■ **Records shown**:
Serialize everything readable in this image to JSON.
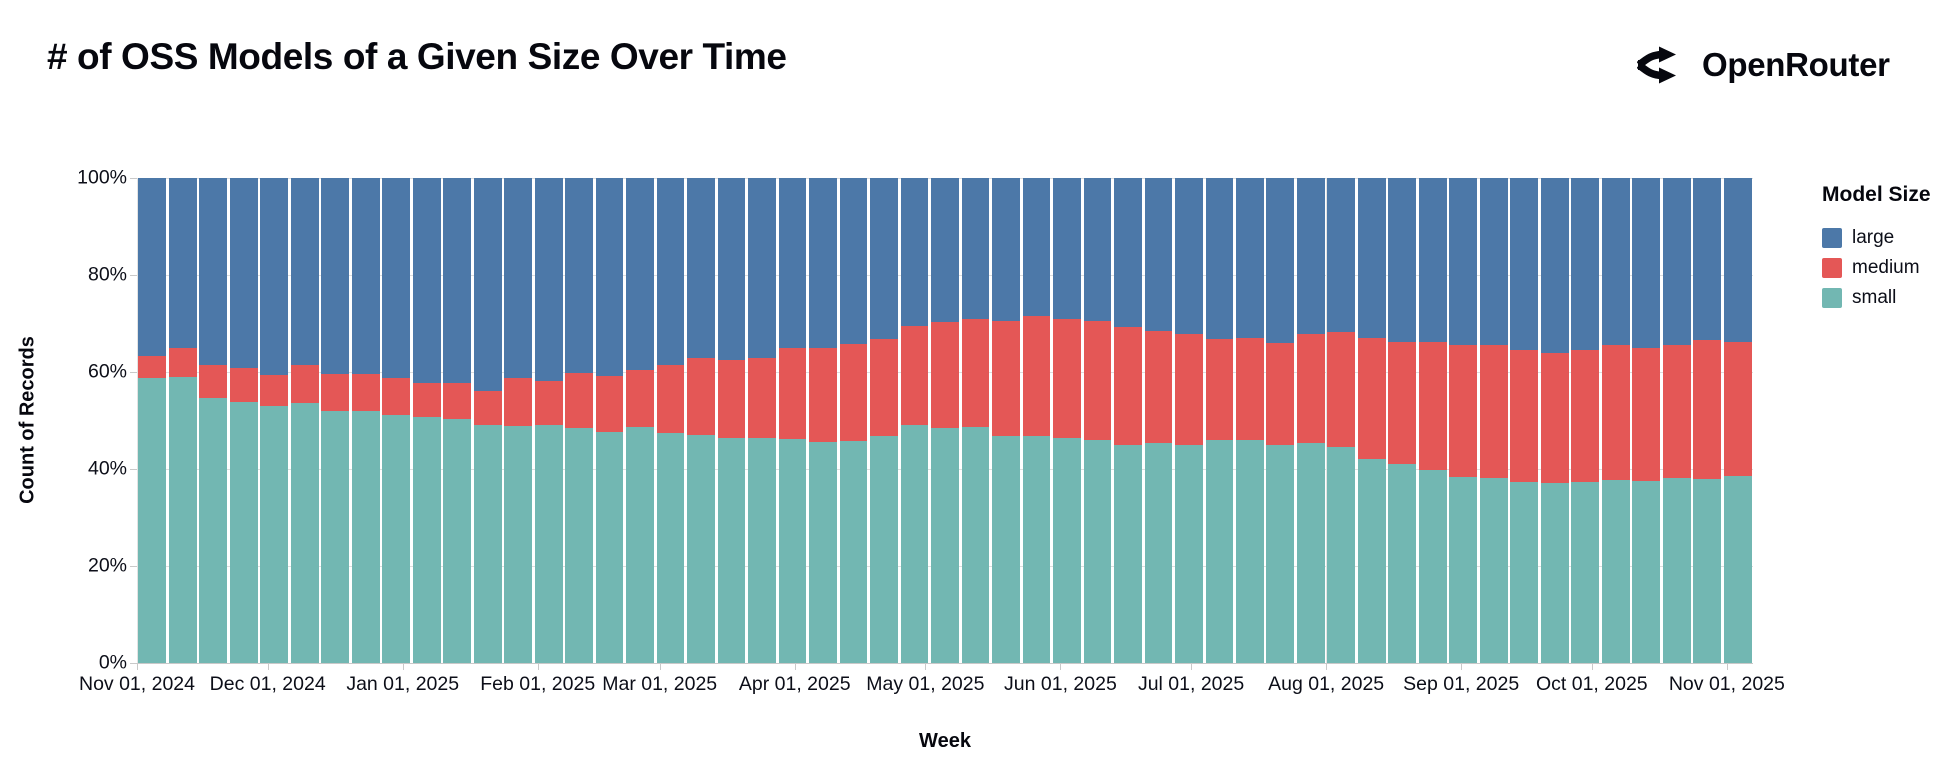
{
  "header": {
    "title": "# of OSS Models of a Given Size Over Time",
    "brand": "OpenRouter"
  },
  "chart_data": {
    "type": "bar",
    "stacked": "normalize",
    "title": "# of OSS Models of a Given Size Over Time",
    "xlabel": "Week",
    "ylabel": "Count of Records",
    "ylim": [
      0,
      100
    ],
    "grid": true,
    "legend_position": "right",
    "colors": {
      "large": "#4c78a8",
      "medium": "#e45756",
      "small": "#72b7b2"
    },
    "y_ticks": [
      {
        "label": "0%",
        "value": 0
      },
      {
        "label": "20%",
        "value": 20
      },
      {
        "label": "40%",
        "value": 40
      },
      {
        "label": "60%",
        "value": 60
      },
      {
        "label": "80%",
        "value": 80
      },
      {
        "label": "100%",
        "value": 100
      }
    ],
    "total_days": 371,
    "x_ticks": [
      {
        "label": "Nov 01, 2024",
        "day": 0
      },
      {
        "label": "Dec 01, 2024",
        "day": 30
      },
      {
        "label": "Jan 01, 2025",
        "day": 61
      },
      {
        "label": "Feb 01, 2025",
        "day": 92
      },
      {
        "label": "Mar 01, 2025",
        "day": 120
      },
      {
        "label": "Apr 01, 2025",
        "day": 151
      },
      {
        "label": "May 01, 2025",
        "day": 181
      },
      {
        "label": "Jun 01, 2025",
        "day": 212
      },
      {
        "label": "Jul 01, 2025",
        "day": 242
      },
      {
        "label": "Aug 01, 2025",
        "day": 273
      },
      {
        "label": "Sep 01, 2025",
        "day": 304
      },
      {
        "label": "Oct 01, 2025",
        "day": 334
      },
      {
        "label": "Nov 01, 2025",
        "day": 365
      }
    ],
    "weeks": [
      "2024-11-01",
      "2024-11-08",
      "2024-11-15",
      "2024-11-22",
      "2024-11-29",
      "2024-12-06",
      "2024-12-13",
      "2024-12-20",
      "2024-12-27",
      "2025-01-03",
      "2025-01-10",
      "2025-01-17",
      "2025-01-24",
      "2025-01-31",
      "2025-02-07",
      "2025-02-14",
      "2025-02-21",
      "2025-02-28",
      "2025-03-07",
      "2025-03-14",
      "2025-03-21",
      "2025-03-28",
      "2025-04-04",
      "2025-04-11",
      "2025-04-18",
      "2025-04-25",
      "2025-05-02",
      "2025-05-09",
      "2025-05-16",
      "2025-05-23",
      "2025-05-30",
      "2025-06-06",
      "2025-06-13",
      "2025-06-20",
      "2025-06-27",
      "2025-07-04",
      "2025-07-11",
      "2025-07-18",
      "2025-07-25",
      "2025-08-01",
      "2025-08-08",
      "2025-08-15",
      "2025-08-22",
      "2025-08-29",
      "2025-09-05",
      "2025-09-12",
      "2025-09-19",
      "2025-09-26",
      "2025-10-03",
      "2025-10-10",
      "2025-10-17",
      "2025-10-24",
      "2025-10-31"
    ],
    "series": [
      {
        "name": "small",
        "color": "#72b7b2",
        "values": [
          58.8,
          58.9,
          54.6,
          53.9,
          52.9,
          53.7,
          51.9,
          51.9,
          51.2,
          50.8,
          50.3,
          49.0,
          48.8,
          49.0,
          48.4,
          47.7,
          48.6,
          47.5,
          47.1,
          46.4,
          46.3,
          46.2,
          45.5,
          45.7,
          46.9,
          49.1,
          48.4,
          48.6,
          46.9,
          46.7,
          46.4,
          46.0,
          45.0,
          45.4,
          45.0,
          46.0,
          46.0,
          45.0,
          45.3,
          44.5,
          42.0,
          41.0,
          39.8,
          38.3,
          38.2,
          37.4,
          37.1,
          37.4,
          37.7,
          37.5,
          38.2,
          38.0,
          38.5
        ]
      },
      {
        "name": "medium",
        "color": "#e45756",
        "values": [
          4.5,
          6.0,
          6.8,
          6.9,
          6.5,
          7.7,
          7.6,
          7.6,
          7.6,
          7.0,
          7.4,
          7.0,
          10.0,
          9.1,
          11.4,
          11.4,
          11.9,
          13.9,
          15.8,
          16.1,
          16.6,
          18.8,
          19.5,
          20.1,
          19.9,
          20.3,
          22.0,
          22.4,
          23.7,
          24.8,
          24.6,
          24.6,
          24.3,
          23.1,
          22.8,
          20.9,
          21.1,
          20.9,
          22.5,
          23.7,
          25.1,
          25.1,
          26.4,
          27.2,
          27.3,
          27.2,
          26.9,
          27.2,
          27.9,
          27.5,
          27.4,
          28.6,
          27.7
        ]
      },
      {
        "name": "large",
        "color": "#4c78a8",
        "values": [
          36.7,
          35.1,
          38.6,
          39.2,
          40.6,
          38.6,
          40.5,
          40.5,
          41.2,
          42.2,
          42.3,
          44.0,
          41.2,
          41.9,
          40.2,
          40.9,
          39.5,
          38.6,
          37.1,
          37.5,
          37.1,
          35.0,
          35.0,
          34.2,
          33.2,
          30.6,
          29.6,
          29.0,
          29.4,
          28.5,
          29.0,
          29.4,
          30.7,
          31.5,
          32.2,
          33.1,
          32.9,
          34.1,
          32.2,
          31.8,
          32.9,
          33.9,
          33.8,
          34.5,
          34.5,
          35.4,
          36.0,
          35.4,
          34.4,
          35.0,
          34.4,
          33.4,
          33.8
        ]
      }
    ],
    "legend": {
      "title": "Model Size",
      "entries": [
        {
          "label": "large",
          "color": "#4c78a8"
        },
        {
          "label": "medium",
          "color": "#e45756"
        },
        {
          "label": "small",
          "color": "#72b7b2"
        }
      ]
    }
  }
}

■ **Problem to solve**:
Check each line of the entries above for the word "small". List the ones that have it.

■ **Response to this task**:
      "small": "#72b7b2"
        "name": "small",
          "label": "small",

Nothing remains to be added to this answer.